EXERCISE INPUTS ▸
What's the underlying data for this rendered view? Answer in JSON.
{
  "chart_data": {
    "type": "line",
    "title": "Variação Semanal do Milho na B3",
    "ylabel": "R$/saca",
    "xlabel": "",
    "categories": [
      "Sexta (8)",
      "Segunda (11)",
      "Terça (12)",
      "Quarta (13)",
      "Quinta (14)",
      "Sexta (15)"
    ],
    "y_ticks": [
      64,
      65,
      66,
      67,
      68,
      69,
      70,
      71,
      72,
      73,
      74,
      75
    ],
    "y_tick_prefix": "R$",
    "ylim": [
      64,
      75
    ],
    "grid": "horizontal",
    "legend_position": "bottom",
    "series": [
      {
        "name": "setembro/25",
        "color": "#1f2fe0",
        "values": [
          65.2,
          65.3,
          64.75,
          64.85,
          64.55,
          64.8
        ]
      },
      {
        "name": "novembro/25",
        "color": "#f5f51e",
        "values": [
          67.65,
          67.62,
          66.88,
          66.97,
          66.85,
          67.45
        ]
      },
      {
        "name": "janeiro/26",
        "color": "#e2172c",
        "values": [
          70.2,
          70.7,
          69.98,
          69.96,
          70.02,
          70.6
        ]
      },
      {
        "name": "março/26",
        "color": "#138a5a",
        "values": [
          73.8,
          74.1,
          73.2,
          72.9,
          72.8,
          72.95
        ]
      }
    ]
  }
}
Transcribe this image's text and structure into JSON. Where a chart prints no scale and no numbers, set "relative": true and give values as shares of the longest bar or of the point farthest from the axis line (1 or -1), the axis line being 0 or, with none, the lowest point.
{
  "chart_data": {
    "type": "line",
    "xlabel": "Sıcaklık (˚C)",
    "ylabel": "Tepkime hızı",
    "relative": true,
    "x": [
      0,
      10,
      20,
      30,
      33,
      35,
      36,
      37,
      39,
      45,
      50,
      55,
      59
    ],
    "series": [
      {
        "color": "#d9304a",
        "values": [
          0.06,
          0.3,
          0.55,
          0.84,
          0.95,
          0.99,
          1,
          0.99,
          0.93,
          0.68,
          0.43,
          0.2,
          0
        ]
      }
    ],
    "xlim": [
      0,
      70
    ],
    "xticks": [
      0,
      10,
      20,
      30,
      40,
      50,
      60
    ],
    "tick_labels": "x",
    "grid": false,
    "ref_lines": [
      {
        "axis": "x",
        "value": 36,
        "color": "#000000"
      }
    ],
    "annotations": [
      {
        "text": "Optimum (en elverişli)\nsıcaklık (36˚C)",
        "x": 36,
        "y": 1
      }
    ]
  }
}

PROBLEM ▸
Extract the listing in its entirety, matching it exactly.

COMPLETE OUTPUT ▸
What's the underlying data for this rendered view? Answer in JSON.
{
  "chart_data": {
    "type": "line",
    "title": "Variação Semanal do Milho na B3",
    "ylabel": "R$/saca",
    "xlabel": "",
    "categories": [
      "Sexta (8)",
      "Segunda (11)",
      "Terça (12)",
      "Quarta (13)",
      "Quinta (14)",
      "Sexta (15)"
    ],
    "y_ticks": [
      64,
      65,
      66,
      67,
      68,
      69,
      70,
      71,
      72,
      73,
      74,
      75
    ],
    "y_tick_prefix": "R$",
    "ylim": [
      64,
      75
    ],
    "grid": "horizontal",
    "legend_position": "bottom",
    "series": [
      {
        "name": "setembro/25",
        "color": "#1f2fe0",
        "values": [
          65.2,
          65.3,
          64.75,
          64.85,
          64.55,
          64.8
        ]
      },
      {
        "name": "novembro/25",
        "color": "#f5f51e",
        "values": [
          67.65,
          67.62,
          66.88,
          66.97,
          66.85,
          67.45
        ]
      },
      {
        "name": "janeiro/26",
        "color": "#e2172c",
        "values": [
          70.2,
          70.7,
          69.98,
          69.96,
          70.02,
          70.6
        ]
      },
      {
        "name": "março/26",
        "color": "#138a5a",
        "values": [
          73.8,
          74.1,
          73.2,
          72.9,
          72.8,
          72.95
        ]
      }
    ]
  }
}
Transcribe this image's text and structure into JSON. Where a chart prints no scale and no numbers, set "relative": true and give values as shares of the longest bar or of the point farthest from the axis line (1 or -1), the axis line being 0 or, with none, the lowest point.
{
  "chart_data": {
    "type": "line",
    "xlabel": "Sıcaklık (˚C)",
    "ylabel": "Tepkime hızı",
    "relative": true,
    "x": [
      0,
      10,
      20,
      30,
      33,
      35,
      36,
      37,
      39,
      45,
      50,
      55,
      59
    ],
    "series": [
      {
        "color": "#d9304a",
        "values": [
          0.06,
          0.3,
          0.55,
          0.84,
          0.95,
          0.99,
          1,
          0.99,
          0.93,
          0.68,
          0.43,
          0.2,
          0
        ]
      }
    ],
    "xlim": [
      0,
      70
    ],
    "xticks": [
      0,
      10,
      20,
      30,
      40,
      50,
      60
    ],
    "tick_labels": "x",
    "grid": false,
    "ref_lines": [
      {
        "axis": "x",
        "value": 36,
        "color": "#000000"
      }
    ],
    "annotations": [
      {
        "text": "Optimum (en elverişli)\nsıcaklık (36˚C)",
        "x": 36,
        "y": 1
      }
    ]
  }
}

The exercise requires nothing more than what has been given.